DESCRIPTION OF THE TASK: Scan the material and copy every line in which "Calzone" appears.

INPUT ROWS:
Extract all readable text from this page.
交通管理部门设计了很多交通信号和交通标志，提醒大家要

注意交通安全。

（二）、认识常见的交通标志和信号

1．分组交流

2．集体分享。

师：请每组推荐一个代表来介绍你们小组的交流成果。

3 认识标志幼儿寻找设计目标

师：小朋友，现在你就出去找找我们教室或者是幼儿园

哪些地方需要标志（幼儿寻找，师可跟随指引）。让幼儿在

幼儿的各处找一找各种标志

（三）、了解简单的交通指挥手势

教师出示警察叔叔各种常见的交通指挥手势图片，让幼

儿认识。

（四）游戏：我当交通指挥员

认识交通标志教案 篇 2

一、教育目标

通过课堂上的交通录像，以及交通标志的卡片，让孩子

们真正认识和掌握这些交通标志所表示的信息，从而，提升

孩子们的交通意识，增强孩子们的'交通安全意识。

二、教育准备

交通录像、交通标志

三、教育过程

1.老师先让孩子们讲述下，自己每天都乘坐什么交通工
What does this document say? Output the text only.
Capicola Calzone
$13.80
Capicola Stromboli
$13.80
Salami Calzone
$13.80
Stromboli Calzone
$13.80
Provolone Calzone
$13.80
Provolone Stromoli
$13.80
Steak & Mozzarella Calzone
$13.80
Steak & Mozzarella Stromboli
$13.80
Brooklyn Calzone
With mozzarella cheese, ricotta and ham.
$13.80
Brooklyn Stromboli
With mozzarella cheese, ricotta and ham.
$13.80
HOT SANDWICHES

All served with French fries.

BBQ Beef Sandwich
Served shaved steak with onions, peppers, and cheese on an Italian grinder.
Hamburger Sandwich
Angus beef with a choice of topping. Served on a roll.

ANSWER IN FULL:
Capicola Calzone
Salami Calzone
Stromboli Calzone
Provolone Calzone
Steak & Mozzarella Calzone
Brooklyn Calzone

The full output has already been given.